Exercise 1 — In the article on mission statements, which three values are displayed across the company at Veterans United Home Loans?
Exercise 2 — Decide whether each statement agrees with the article on mission statements, answering yes or no and quoting the deciding words: (a) The values statement at Veterans United Home Loans was written by company leadership alone. (b) The article calls the present an age of unprecedented transparency. (c) The values are displayed at the request of employees.
Exercise 3 — Carry the article on mission statements forward from its final sentence, keeping its voice and subject.

Source excerpt —
☆ ☆ ☆ ☆ ☆ ☆ ☆
Leading Your Mission Statement to Success

Mission Possible

Think of this common business practice scenario for a minute: You’ve taken a lot of time and put a lot of brain power into creating the perfect mission statement for your company.

And so, you’re quite proud of it. After all, it’s your baby…

But what purpose does your mission statement serve in the day-to-day operations of your company? If your mission statement is something you truly believe in, then it’s imperative that it’s woven into the fabric of your company.

Creating a Road Map of Success

Why the mission statement must take a more prominent position

Mission and values statements are as important as ever. These define you as a company and shape your vision and trajectory for the future. They’re also a daily signpost for employees, a modeling tool that should emanate from every corner of the company.

We’re living in an age of unprecedented transparency.

Crafting simple, powerful mission statements is increasingly vital to your company. It’s as much a marketing and branding tool as it is a motivational tool for employees and company leadership.

On Mission and Values

Use your mission statement as a company-wide motivator

Businesses can embrace collaboration when it comes to creating a motivation or values statement.

A few years ago, my company, Veterans United Home Loans, decided to create a values statement that reflected our goals, our passions and our focus on serving those who have served our country. We opened the process to the entire company and solicited essays and input from everyone.

Common themes began to emerge, and bits and pieces of so many of those responses were woven into the end result. Today, our values (be passionate and have fun, deliver results with integrity and enhance lives every day) are displayed on walls and at desks across the company, at the behest of employees!
☆ ☆ ☆ ☆ ☆ ☆ ☆
Element location listings

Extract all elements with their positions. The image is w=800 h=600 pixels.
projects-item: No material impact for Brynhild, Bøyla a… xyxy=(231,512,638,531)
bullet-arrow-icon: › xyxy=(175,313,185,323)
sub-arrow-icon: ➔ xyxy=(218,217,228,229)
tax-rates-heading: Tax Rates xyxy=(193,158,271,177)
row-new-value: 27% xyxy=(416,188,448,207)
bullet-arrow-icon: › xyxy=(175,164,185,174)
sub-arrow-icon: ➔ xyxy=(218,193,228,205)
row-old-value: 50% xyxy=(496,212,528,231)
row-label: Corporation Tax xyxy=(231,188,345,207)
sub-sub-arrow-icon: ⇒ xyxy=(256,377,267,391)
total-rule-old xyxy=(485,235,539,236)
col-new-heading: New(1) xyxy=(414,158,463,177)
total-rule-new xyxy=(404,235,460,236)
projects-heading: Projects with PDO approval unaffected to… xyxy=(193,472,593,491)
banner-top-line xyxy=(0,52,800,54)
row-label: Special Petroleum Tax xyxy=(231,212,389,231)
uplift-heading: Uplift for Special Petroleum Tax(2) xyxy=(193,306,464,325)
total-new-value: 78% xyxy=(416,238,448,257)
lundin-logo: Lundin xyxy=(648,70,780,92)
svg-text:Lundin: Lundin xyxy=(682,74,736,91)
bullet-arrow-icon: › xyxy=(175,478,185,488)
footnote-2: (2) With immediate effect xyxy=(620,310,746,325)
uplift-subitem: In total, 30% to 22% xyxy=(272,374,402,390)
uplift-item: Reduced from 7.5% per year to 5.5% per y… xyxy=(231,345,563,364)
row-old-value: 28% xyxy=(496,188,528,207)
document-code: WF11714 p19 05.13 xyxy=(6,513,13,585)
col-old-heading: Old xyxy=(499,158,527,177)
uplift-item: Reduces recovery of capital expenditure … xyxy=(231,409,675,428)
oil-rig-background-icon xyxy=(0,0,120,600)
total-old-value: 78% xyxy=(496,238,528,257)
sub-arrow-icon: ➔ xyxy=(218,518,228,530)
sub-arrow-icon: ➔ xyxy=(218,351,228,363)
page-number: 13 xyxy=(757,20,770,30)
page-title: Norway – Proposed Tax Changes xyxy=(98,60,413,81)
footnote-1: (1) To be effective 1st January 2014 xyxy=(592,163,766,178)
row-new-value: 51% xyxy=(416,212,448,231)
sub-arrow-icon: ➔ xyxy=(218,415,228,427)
☆ ☆ ☆ ☆ ☆ ☆ ☆
Reply 1 — Be passionate and have fun, deliver results with integrity, and enhance lives every day.

Reply 2 —
(a) No: "We opened the process to the entire company and solicited essays and input from everyone."
(b) Yes: "We’re living in an age of unprecedented transparency."
(c) Yes: "displayed on walls and at desks across the company, at the behest of employees!"

Reply 3 —
Giving people ownership when it comes to developing the long-term view and the core values of your company makes motivation a non-factor. These values have become ingrained in our company, and we reference them every day in so much of what we do, from marketing and loan processing to underwriting and closing.

Creating Values-Based Culture

How to make your mission statement a fun part of the company culture

Our values statement reflects the unique company culture we’ve worked hard to foster. Asking people to provide input and take an active role in the process can make it enjoyable, and it will be more likely to resonate long after you roll out the values and mission statements.

We decided to hold a themed “Rock ‘n’ Rollout” party to unveil and celebrate our three core values. Our CEO made a (gritty and not grand) entrance atop a motorcycle.

The unique theme and good time that followed left an imprint on our employees and underscored our commitment to having fun while striving to enhance the lives of veterans and their families.

Holding contests and competitions, or developing a tailored rollout event can help you present a mission or values statement with flair. If your employees love their workplace, they are much more likely to do a great job for you and, more importantly, your customers.

Showcasing Your Story

Your mission statement can tell your customers what you’re all about

Telling stories is a great way to showcase your values and mission. Share success stories and showcase how your product or service has helped your customers, and look for ways to highlight your values or mission within those narratives.

You can categorize these customer stories based on which of your values it represents. Use print, video and other multimedia tools to push these stories via social media and your company website.

There’s a simple journalism maxim every reporter has heard at some point:

“Show, don’t tell.”

It’s great advice for companies looking to showcase their values. You can repost your values statement or slap your mission statement on your company Facebook page, and most consumers will skim it if you’re lucky.

Showing potential customers and investors how your values translate into action is something different. Lead with your statement and use it as an introduction to your company for every person you come in contact with.

People like working with companies that create a connection.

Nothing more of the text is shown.